Dataset rows:
======

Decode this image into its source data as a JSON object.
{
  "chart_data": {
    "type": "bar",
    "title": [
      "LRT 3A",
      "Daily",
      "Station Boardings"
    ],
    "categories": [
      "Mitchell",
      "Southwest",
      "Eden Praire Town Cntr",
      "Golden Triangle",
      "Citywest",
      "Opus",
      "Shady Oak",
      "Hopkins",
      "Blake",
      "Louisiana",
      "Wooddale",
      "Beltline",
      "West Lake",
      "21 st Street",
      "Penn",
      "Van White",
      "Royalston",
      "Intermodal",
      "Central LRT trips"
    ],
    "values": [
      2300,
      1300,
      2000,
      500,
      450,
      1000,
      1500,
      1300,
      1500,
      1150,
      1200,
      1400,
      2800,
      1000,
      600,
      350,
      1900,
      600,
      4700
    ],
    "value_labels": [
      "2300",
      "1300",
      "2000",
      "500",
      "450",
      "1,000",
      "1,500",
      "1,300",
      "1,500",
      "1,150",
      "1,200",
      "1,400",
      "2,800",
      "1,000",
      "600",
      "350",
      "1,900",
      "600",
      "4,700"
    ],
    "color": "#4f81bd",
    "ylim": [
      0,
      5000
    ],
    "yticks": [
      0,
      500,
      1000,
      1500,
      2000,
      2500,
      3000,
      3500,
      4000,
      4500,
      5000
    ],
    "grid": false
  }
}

======

Prompt - Write the entries again, exactly as they stand.

Expected output -
Decode this image into its source data as a JSON object.
{
  "chart_data": {
    "type": "bar",
    "title": [
      "LRT 3A",
      "Daily",
      "Station Boardings"
    ],
    "categories": [
      "Mitchell",
      "Southwest",
      "Eden Praire Town Cntr",
      "Golden Triangle",
      "Citywest",
      "Opus",
      "Shady Oak",
      "Hopkins",
      "Blake",
      "Louisiana",
      "Wooddale",
      "Beltline",
      "West Lake",
      "21 st Street",
      "Penn",
      "Van White",
      "Royalston",
      "Intermodal",
      "Central LRT trips"
    ],
    "values": [
      2300,
      1300,
      2000,
      500,
      450,
      1000,
      1500,
      1300,
      1500,
      1150,
      1200,
      1400,
      2800,
      1000,
      600,
      350,
      1900,
      600,
      4700
    ],
    "value_labels": [
      "2300",
      "1300",
      "2000",
      "500",
      "450",
      "1,000",
      "1,500",
      "1,300",
      "1,500",
      "1,150",
      "1,200",
      "1,400",
      "2,800",
      "1,000",
      "600",
      "350",
      "1,900",
      "600",
      "4,700"
    ],
    "color": "#4f81bd",
    "ylim": [
      0,
      5000
    ],
    "yticks": [
      0,
      500,
      1000,
      1500,
      2000,
      2500,
      3000,
      3500,
      4000,
      4500,
      5000
    ],
    "grid": false
  }
}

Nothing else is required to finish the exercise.